### EXERCISE OBJECTIVE
Quote the whole listing exactly. Leave the pictures out of your copy.

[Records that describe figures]
------
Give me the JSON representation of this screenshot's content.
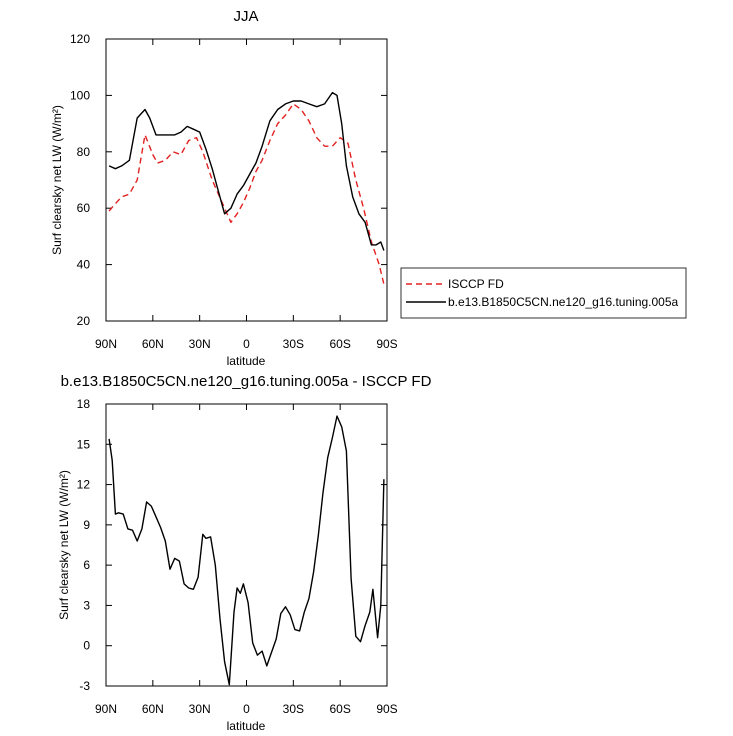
{
  "chart_data": [
    {
      "type": "line",
      "title": "JJA",
      "xlabel": "latitude",
      "ylabel": "Surf clearsky net LW (W/m²)",
      "ylim": [
        20,
        120
      ],
      "xlim": [
        -90,
        90
      ],
      "xticks": [
        -90,
        -60,
        -30,
        0,
        30,
        60,
        90
      ],
      "xtick_labels": [
        "90N",
        "60N",
        "30N",
        "0",
        "30S",
        "60S",
        "90S"
      ],
      "yticks": [
        20,
        40,
        60,
        80,
        100,
        120
      ],
      "ytick_labels": [
        "20",
        "40",
        "60",
        "80",
        "100",
        "120"
      ],
      "grid": false,
      "legend_position": "right",
      "series": [
        {
          "name": "ISCCP FD",
          "color": "#e32020",
          "dash": "dashed",
          "x": [
            -88,
            -85,
            -80,
            -75,
            -70,
            -65,
            -60,
            -57,
            -52,
            -47,
            -42,
            -37,
            -32,
            -28,
            -22,
            -18,
            -14,
            -10,
            -6,
            -2,
            2,
            6,
            10,
            15,
            20,
            25,
            30,
            35,
            40,
            45,
            50,
            55,
            60,
            65,
            70,
            75,
            80,
            85,
            88
          ],
          "y": [
            59,
            61,
            64,
            65,
            70,
            86,
            79,
            76,
            77,
            80,
            79,
            84,
            85,
            80,
            70,
            65,
            60,
            55,
            58,
            62,
            67,
            73,
            77,
            84,
            90,
            93,
            97,
            95,
            91,
            85,
            82,
            82,
            85,
            83,
            70,
            60,
            48,
            40,
            33
          ]
        },
        {
          "name": "b.e13.B1850C5CN.ne120_g16.tuning.005a",
          "color": "#000000",
          "dash": "solid",
          "x": [
            -88,
            -84,
            -80,
            -75,
            -70,
            -65,
            -62,
            -58,
            -54,
            -50,
            -46,
            -42,
            -38,
            -34,
            -30,
            -26,
            -22,
            -18,
            -14,
            -10,
            -6,
            -2,
            2,
            6,
            10,
            15,
            20,
            25,
            30,
            35,
            40,
            45,
            50,
            55,
            58,
            61,
            64,
            68,
            72,
            76,
            80,
            83,
            86,
            88
          ],
          "y": [
            75,
            74,
            75,
            77,
            92,
            95,
            92,
            86,
            86,
            86,
            86,
            87,
            89,
            88,
            87,
            81,
            74,
            66,
            58,
            60,
            65,
            68,
            72,
            76,
            82,
            91,
            95,
            97,
            98,
            98,
            97,
            96,
            97,
            101,
            100,
            90,
            75,
            64,
            58,
            55,
            47,
            47,
            48,
            45
          ]
        }
      ]
    },
    {
      "type": "line",
      "title": "b.e13.B1850C5CN.ne120_g16.tuning.005a - ISCCP FD",
      "xlabel": "latitude",
      "ylabel": "Surf clearsky net LW (W/m²)",
      "ylim": [
        -3,
        18
      ],
      "xlim": [
        -90,
        90
      ],
      "xticks": [
        -90,
        -60,
        -30,
        0,
        30,
        60,
        90
      ],
      "xtick_labels": [
        "90N",
        "60N",
        "30N",
        "0",
        "30S",
        "60S",
        "90S"
      ],
      "yticks": [
        -3,
        0,
        3,
        6,
        9,
        12,
        15,
        18
      ],
      "ytick_labels": [
        "-3",
        "0",
        "3",
        "6",
        "9",
        "12",
        "15",
        "18"
      ],
      "grid": false,
      "series": [
        {
          "color": "#000000",
          "dash": "solid",
          "x": [
            -88,
            -86,
            -84,
            -82,
            -79,
            -76,
            -73,
            -70,
            -67,
            -64,
            -61,
            -58,
            -55,
            -52,
            -49,
            -46,
            -43,
            -40,
            -37,
            -34,
            -31,
            -28,
            -26,
            -23,
            -20,
            -17,
            -14,
            -11,
            -8,
            -6,
            -4,
            -2,
            1,
            4,
            7,
            10,
            13,
            16,
            19,
            22,
            25,
            28,
            31,
            34,
            37,
            40,
            43,
            46,
            49,
            52,
            55,
            58,
            61,
            64,
            67,
            70,
            73,
            76,
            79,
            81,
            84,
            86,
            88
          ],
          "y": [
            15.4,
            13.8,
            9.8,
            9.9,
            9.8,
            8.7,
            8.6,
            7.8,
            8.7,
            10.7,
            10.4,
            9.6,
            8.8,
            7.8,
            5.7,
            6.5,
            6.3,
            4.6,
            4.3,
            4.2,
            5.1,
            8.3,
            8.0,
            8.1,
            6.0,
            2.0,
            -1.2,
            -2.9,
            2.5,
            4.3,
            3.9,
            4.6,
            3.2,
            0.2,
            -0.7,
            -0.4,
            -1.5,
            -0.5,
            0.5,
            2.4,
            2.9,
            2.3,
            1.2,
            1.1,
            2.5,
            3.5,
            5.5,
            8.2,
            11.4,
            14.0,
            15.5,
            17.1,
            16.3,
            14.5,
            5.0,
            0.7,
            0.3,
            1.5,
            2.5,
            4.2,
            0.6,
            3.0,
            12.4
          ]
        }
      ]
    }
  ]
}
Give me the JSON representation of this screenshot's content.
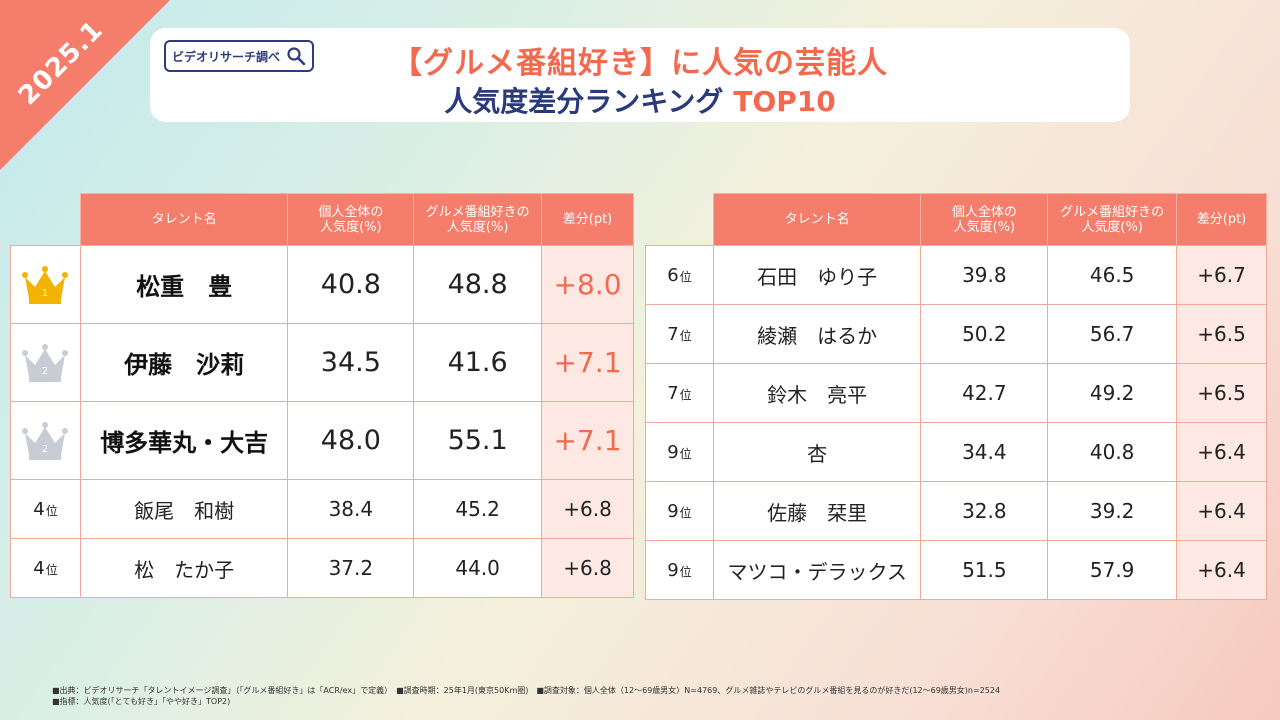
------
### WRITTEN ANSWER
Give me the JSON representation of this screenshot's content.
{
  "chart_data": [
    {
      "type": "line",
      "title": "JJA",
      "xlabel": "latitude",
      "ylabel": "Surf clearsky net LW (W/m²)",
      "ylim": [
        20,
        120
      ],
      "xlim": [
        -90,
        90
      ],
      "xticks": [
        -90,
        -60,
        -30,
        0,
        30,
        60,
        90
      ],
      "xtick_labels": [
        "90N",
        "60N",
        "30N",
        "0",
        "30S",
        "60S",
        "90S"
      ],
      "yticks": [
        20,
        40,
        60,
        80,
        100,
        120
      ],
      "ytick_labels": [
        "20",
        "40",
        "60",
        "80",
        "100",
        "120"
      ],
      "grid": false,
      "legend_position": "right",
      "series": [
        {
          "name": "ISCCP FD",
          "color": "#e32020",
          "dash": "dashed",
          "x": [
            -88,
            -85,
            -80,
            -75,
            -70,
            -65,
            -60,
            -57,
            -52,
            -47,
            -42,
            -37,
            -32,
            -28,
            -22,
            -18,
            -14,
            -10,
            -6,
            -2,
            2,
            6,
            10,
            15,
            20,
            25,
            30,
            35,
            40,
            45,
            50,
            55,
            60,
            65,
            70,
            75,
            80,
            85,
            88
          ],
          "y": [
            59,
            61,
            64,
            65,
            70,
            86,
            79,
            76,
            77,
            80,
            79,
            84,
            85,
            80,
            70,
            65,
            60,
            55,
            58,
            62,
            67,
            73,
            77,
            84,
            90,
            93,
            97,
            95,
            91,
            85,
            82,
            82,
            85,
            83,
            70,
            60,
            48,
            40,
            33
          ]
        },
        {
          "name": "b.e13.B1850C5CN.ne120_g16.tuning.005a",
          "color": "#000000",
          "dash": "solid",
          "x": [
            -88,
            -84,
            -80,
            -75,
            -70,
            -65,
            -62,
            -58,
            -54,
            -50,
            -46,
            -42,
            -38,
            -34,
            -30,
            -26,
            -22,
            -18,
            -14,
            -10,
            -6,
            -2,
            2,
            6,
            10,
            15,
            20,
            25,
            30,
            35,
            40,
            45,
            50,
            55,
            58,
            61,
            64,
            68,
            72,
            76,
            80,
            83,
            86,
            88
          ],
          "y": [
            75,
            74,
            75,
            77,
            92,
            95,
            92,
            86,
            86,
            86,
            86,
            87,
            89,
            88,
            87,
            81,
            74,
            66,
            58,
            60,
            65,
            68,
            72,
            76,
            82,
            91,
            95,
            97,
            98,
            98,
            97,
            96,
            97,
            101,
            100,
            90,
            75,
            64,
            58,
            55,
            47,
            47,
            48,
            45
          ]
        }
      ]
    },
    {
      "type": "line",
      "title": "b.e13.B1850C5CN.ne120_g16.tuning.005a - ISCCP FD",
      "xlabel": "latitude",
      "ylabel": "Surf clearsky net LW (W/m²)",
      "ylim": [
        -3,
        18
      ],
      "xlim": [
        -90,
        90
      ],
      "xticks": [
        -90,
        -60,
        -30,
        0,
        30,
        60,
        90
      ],
      "xtick_labels": [
        "90N",
        "60N",
        "30N",
        "0",
        "30S",
        "60S",
        "90S"
      ],
      "yticks": [
        -3,
        0,
        3,
        6,
        9,
        12,
        15,
        18
      ],
      "ytick_labels": [
        "-3",
        "0",
        "3",
        "6",
        "9",
        "12",
        "15",
        "18"
      ],
      "grid": false,
      "series": [
        {
          "color": "#000000",
          "dash": "solid",
          "x": [
            -88,
            -86,
            -84,
            -82,
            -79,
            -76,
            -73,
            -70,
            -67,
            -64,
            -61,
            -58,
            -55,
            -52,
            -49,
            -46,
            -43,
            -40,
            -37,
            -34,
            -31,
            -28,
            -26,
            -23,
            -20,
            -17,
            -14,
            -11,
            -8,
            -6,
            -4,
            -2,
            1,
            4,
            7,
            10,
            13,
            16,
            19,
            22,
            25,
            28,
            31,
            34,
            37,
            40,
            43,
            46,
            49,
            52,
            55,
            58,
            61,
            64,
            67,
            70,
            73,
            76,
            79,
            81,
            84,
            86,
            88
          ],
          "y": [
            15.4,
            13.8,
            9.8,
            9.9,
            9.8,
            8.7,
            8.6,
            7.8,
            8.7,
            10.7,
            10.4,
            9.6,
            8.8,
            7.8,
            5.7,
            6.5,
            6.3,
            4.6,
            4.3,
            4.2,
            5.1,
            8.3,
            8.0,
            8.1,
            6.0,
            2.0,
            -1.2,
            -2.9,
            2.5,
            4.3,
            3.9,
            4.6,
            3.2,
            0.2,
            -0.7,
            -0.4,
            -1.5,
            -0.5,
            0.5,
            2.4,
            2.9,
            2.3,
            1.2,
            1.1,
            2.5,
            3.5,
            5.5,
            8.2,
            11.4,
            14.0,
            15.5,
            17.1,
            16.3,
            14.5,
            5.0,
            0.7,
            0.3,
            1.5,
            2.5,
            4.2,
            0.6,
            3.0,
            12.4
          ]
        }
      ]
    }
  ]
}
Give me the JSON representation of this screenshot's content.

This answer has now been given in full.